● WRITTEN EXERCISE
In the data, extract each line that holds the string "clínics".

>> Start DATA ENTRIES

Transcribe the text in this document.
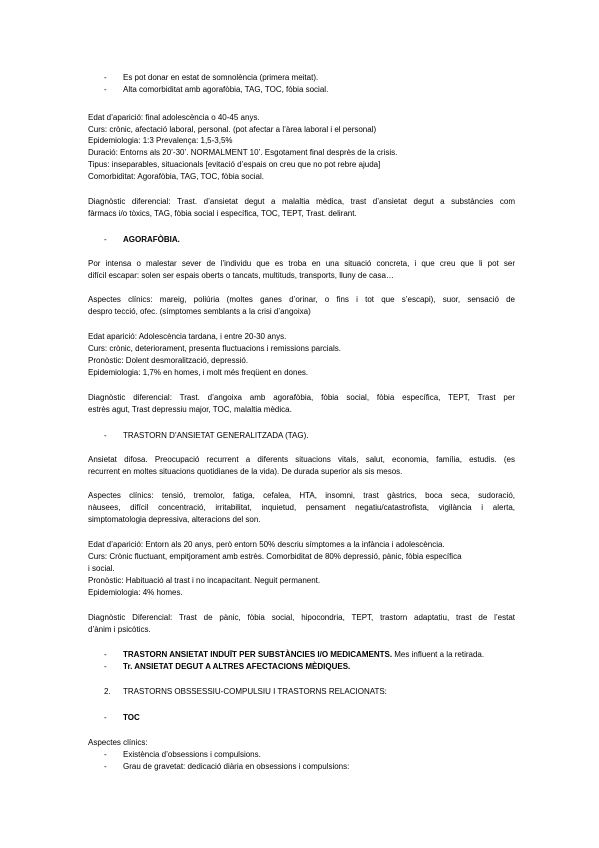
- Es pot donar en estat de somnolència (primera meitat).
- Alta comorbiditat amb agorafòbia, TAG, TOC, fòbia social.
Edat d’aparició: final adolescència o 40-45 anys.
Curs: crònic, afectació laboral, personal. (pot afectar a l’àrea laboral i el personal)
Epidemiologia: 1:3 Prevalença: 1,5-3,5%
Duració: Entorns als 20’-30’. NORMALMENT 10’. Esgotament final desprès de la crisis.
Tipus: inseparables, situacionals [evitació d’espais on creu que no pot rebre ajuda]
Comorbiditat: Agorafòbia, TAG, TOC, fòbia social.
Diagnòstic diferencial: Trast. d’ansietat degut a malaltia mèdica, trast d’ansietat degut a substàncies com
fàrmacs i/o tòxics, TAG, fòbia social i específica, TOC, TEPT, Trast. delirant.
- AGORAFÒBIA.
Por intensa o malestar sever de l’individu que es troba en una situació concreta, i que creu que li pot ser
difícil escapar: solen ser espais oberts o tancats, multituds, transports, lluny de casa…
Aspectes clínics: mareig, poliúria (moltes ganes d’orinar, o fins i tot que s’escapi), suor, sensació de
despro tecció, ofec. (símptomes semblants a la crisi d’angoixa)
Edat aparició: Adolescència tardana, i entre 20-30 anys.
Curs: crònic, deteriorament, presenta fluctuacions i remissions parcials.
Pronòstic: Dolent desmoralització, depressió.
Epidemiologia: 1,7% en homes, i molt més freqüent en dones.
Diagnòstic diferencial: Trast. d’angoixa amb agorafòbia, fòbia social, fòbia específica, TEPT, Trast per
estrès agut, Trast depressiu major, TOC, malaltia mèdica.
- TRASTORN D’ANSIETAT GENERALITZADA (TAG).
Ansietat difosa. Preocupació recurrent a diferents situacions vitals, salut, economia, família, estudis. (es
recurrent en moltes situacions quotidianes de la vida). De durada superior als sis mesos.
Aspectes clínics: tensió, tremolor, fatiga, cefalea, HTA, insomni, trast gàstrics, boca seca, sudoració,
nàusees, difícil concentració, irritabilitat, inquietud, pensament negatiu/catastrofista, vigilància i alerta,
simptomatologia depressiva, alteracions del son.
Edat d’aparició: Entorn als 20 anys, però entorn 50% descriu símptomes a la infància i adolescència.
Curs: Crònic fluctuant, empitjorament amb estrès. Comorbiditat de 80% depressió, pànic, fòbia específica
i social.
Pronòstic: Habituació al trast i no incapacitant. Neguit permanent.
Epidemiologia: 4% homes.
Diagnòstic Diferencial: Trast de pànic, fòbia social, hipocondria, TEPT, trastorn adaptatiu, trast de l’estat
d’ànim i psicòtics.
- TRASTORN ANSIETAT INDUÏT PER SUBSTÀNCIES I/O MEDICAMENTS. Mes influent a la retirada.
- Tr. ANSIETAT DEGUT A ALTRES AFECTACIONS MÈDIQUES.
2. TRASTORNS OBSSESSIU-COMPULSIU I TRASTORNS RELACIONATS:
- TOC
Aspectes clínics:
- Existència d’obsessions i compulsions.
- Grau de gravetat: dedicació diària en obsessions i compulsions:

>> End DATA ENTRIES

● SOLUTION
Aspectes clínics: mareig, poliúria (moltes ganes d’orinar, o fins i tot que s’escapi), suor, sensació de
Aspectes clínics: tensió, tremolor, fatiga, cefalea, HTA, insomni, trast gàstrics, boca seca, sudoració,
Aspectes clínics:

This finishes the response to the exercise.